> [Collection entries]:
——

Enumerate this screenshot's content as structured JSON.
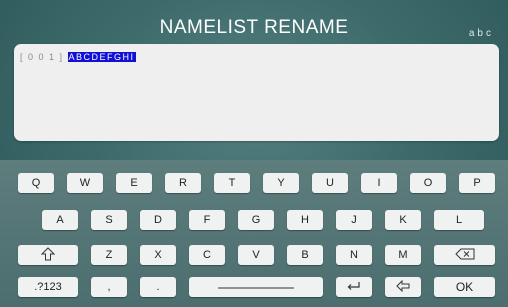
{
  "header": {
    "title": "NAMELIST  RENAME",
    "mode": "abc"
  },
  "editor": {
    "index": "[ 0 0 1 ]",
    "selected_text": "ABCDEFGHI"
  },
  "keyboard": {
    "row1": [
      "Q",
      "W",
      "E",
      "R",
      "T",
      "Y",
      "U",
      "I",
      "O",
      "P"
    ],
    "row2": [
      "A",
      "S",
      "D",
      "F",
      "G",
      "H",
      "J",
      "K",
      "L"
    ],
    "row3": [
      "Z",
      "X",
      "C",
      "V",
      "B",
      "N",
      "M"
    ],
    "symbols_label": ".?123",
    "comma": ",",
    "period": ".",
    "ok_label": "OK",
    "icons": {
      "shift": "shift-icon",
      "backspace": "backspace-icon",
      "space": "space-icon",
      "enter": "enter-icon",
      "undo": "undo-icon"
    }
  }
}
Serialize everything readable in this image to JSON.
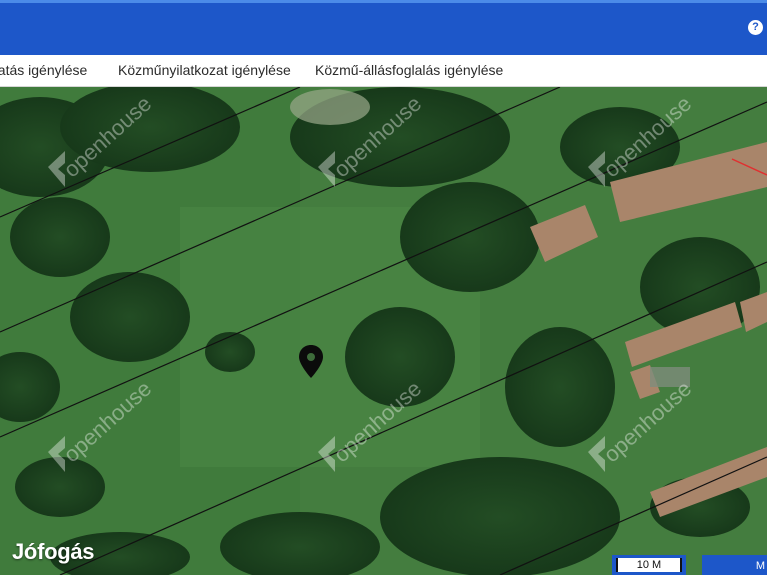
{
  "header": {
    "help_label": "?"
  },
  "tabs": [
    {
      "label": "gatás igénylése"
    },
    {
      "label": "Közműnyilatkozat igénylése"
    },
    {
      "label": "Közmű-állásfoglalás igénylése"
    }
  ],
  "map": {
    "watermark_text": "openhouse",
    "logo": "Jófogás",
    "scale_label": "10 M",
    "mode_label": "M",
    "marker_icon": "map-pin-icon"
  },
  "colors": {
    "header": "#1d57c9",
    "grass": "#3f7a3c",
    "tree": "#1f4a22",
    "roof": "#a9856a"
  }
}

——

> [Given instruction]: Print the complete listing exactly, apart from any pictures.

> [Solution to this exercise]:
Enumerate this screenshot's content as structured JSON.
{
  "header": {
    "title": "NAMELIST  RENAME",
    "mode": "abc"
  },
  "editor": {
    "index": "[ 0 0 1 ]",
    "selected_text": "ABCDEFGHI"
  },
  "keyboard": {
    "row1": [
      "Q",
      "W",
      "E",
      "R",
      "T",
      "Y",
      "U",
      "I",
      "O",
      "P"
    ],
    "row2": [
      "A",
      "S",
      "D",
      "F",
      "G",
      "H",
      "J",
      "K",
      "L"
    ],
    "row3": [
      "Z",
      "X",
      "C",
      "V",
      "B",
      "N",
      "M"
    ],
    "symbols_label": ".?123",
    "comma": ",",
    "period": ".",
    "ok_label": "OK",
    "icons": {
      "shift": "shift-icon",
      "backspace": "backspace-icon",
      "space": "space-icon",
      "enter": "enter-icon",
      "undo": "undo-icon"
    }
  }
}
Serialize everything readable in this image to JSON.
{
  "header": {
    "help_label": "?"
  },
  "tabs": [
    {
      "label": "gatás igénylése"
    },
    {
      "label": "Közműnyilatkozat igénylése"
    },
    {
      "label": "Közmű-állásfoglalás igénylése"
    }
  ],
  "map": {
    "watermark_text": "openhouse",
    "logo": "Jófogás",
    "scale_label": "10 M",
    "mode_label": "M",
    "marker_icon": "map-pin-icon"
  },
  "colors": {
    "header": "#1d57c9",
    "grass": "#3f7a3c",
    "tree": "#1f4a22",
    "roof": "#a9856a"
  }
}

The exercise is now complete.